WHAT IS NEEDED - Copy the full set of lines exactly as given.

RECORDS SHOWN -
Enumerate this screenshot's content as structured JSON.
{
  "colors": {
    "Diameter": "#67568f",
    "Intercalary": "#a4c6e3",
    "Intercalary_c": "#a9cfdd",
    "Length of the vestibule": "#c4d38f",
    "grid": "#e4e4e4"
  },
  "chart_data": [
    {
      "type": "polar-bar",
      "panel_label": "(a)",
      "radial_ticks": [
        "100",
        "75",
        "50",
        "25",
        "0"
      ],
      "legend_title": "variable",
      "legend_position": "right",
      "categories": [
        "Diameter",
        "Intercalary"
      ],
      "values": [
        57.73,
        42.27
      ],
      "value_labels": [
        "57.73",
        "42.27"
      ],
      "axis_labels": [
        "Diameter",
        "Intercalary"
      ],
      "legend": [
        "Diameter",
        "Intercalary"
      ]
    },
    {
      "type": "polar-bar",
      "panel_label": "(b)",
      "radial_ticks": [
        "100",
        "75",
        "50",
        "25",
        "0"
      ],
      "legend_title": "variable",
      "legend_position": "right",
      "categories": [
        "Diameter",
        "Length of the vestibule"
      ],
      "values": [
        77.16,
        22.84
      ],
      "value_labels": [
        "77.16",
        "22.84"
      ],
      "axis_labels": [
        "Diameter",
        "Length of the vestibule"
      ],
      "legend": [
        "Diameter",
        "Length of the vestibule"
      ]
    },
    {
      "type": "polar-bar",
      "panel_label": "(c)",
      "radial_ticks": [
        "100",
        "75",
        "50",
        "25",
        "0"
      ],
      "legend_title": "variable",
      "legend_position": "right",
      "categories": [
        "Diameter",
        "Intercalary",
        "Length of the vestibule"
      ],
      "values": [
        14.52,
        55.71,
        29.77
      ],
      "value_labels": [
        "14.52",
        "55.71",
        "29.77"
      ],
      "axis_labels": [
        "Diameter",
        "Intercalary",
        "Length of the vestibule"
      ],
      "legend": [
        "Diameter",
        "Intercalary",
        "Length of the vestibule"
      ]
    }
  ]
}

RESULT OF THIS EXERCISE -
Enumerate this screenshot's content as structured JSON.
{
  "colors": {
    "Diameter": "#67568f",
    "Intercalary": "#a4c6e3",
    "Intercalary_c": "#a9cfdd",
    "Length of the vestibule": "#c4d38f",
    "grid": "#e4e4e4"
  },
  "chart_data": [
    {
      "type": "polar-bar",
      "panel_label": "(a)",
      "radial_ticks": [
        "100",
        "75",
        "50",
        "25",
        "0"
      ],
      "legend_title": "variable",
      "legend_position": "right",
      "categories": [
        "Diameter",
        "Intercalary"
      ],
      "values": [
        57.73,
        42.27
      ],
      "value_labels": [
        "57.73",
        "42.27"
      ],
      "axis_labels": [
        "Diameter",
        "Intercalary"
      ],
      "legend": [
        "Diameter",
        "Intercalary"
      ]
    },
    {
      "type": "polar-bar",
      "panel_label": "(b)",
      "radial_ticks": [
        "100",
        "75",
        "50",
        "25",
        "0"
      ],
      "legend_title": "variable",
      "legend_position": "right",
      "categories": [
        "Diameter",
        "Length of the vestibule"
      ],
      "values": [
        77.16,
        22.84
      ],
      "value_labels": [
        "77.16",
        "22.84"
      ],
      "axis_labels": [
        "Diameter",
        "Length of the vestibule"
      ],
      "legend": [
        "Diameter",
        "Length of the vestibule"
      ]
    },
    {
      "type": "polar-bar",
      "panel_label": "(c)",
      "radial_ticks": [
        "100",
        "75",
        "50",
        "25",
        "0"
      ],
      "legend_title": "variable",
      "legend_position": "right",
      "categories": [
        "Diameter",
        "Intercalary",
        "Length of the vestibule"
      ],
      "values": [
        14.52,
        55.71,
        29.77
      ],
      "value_labels": [
        "14.52",
        "55.71",
        "29.77"
      ],
      "axis_labels": [
        "Diameter",
        "Intercalary",
        "Length of the vestibule"
      ],
      "legend": [
        "Diameter",
        "Intercalary",
        "Length of the vestibule"
      ]
    }
  ]
}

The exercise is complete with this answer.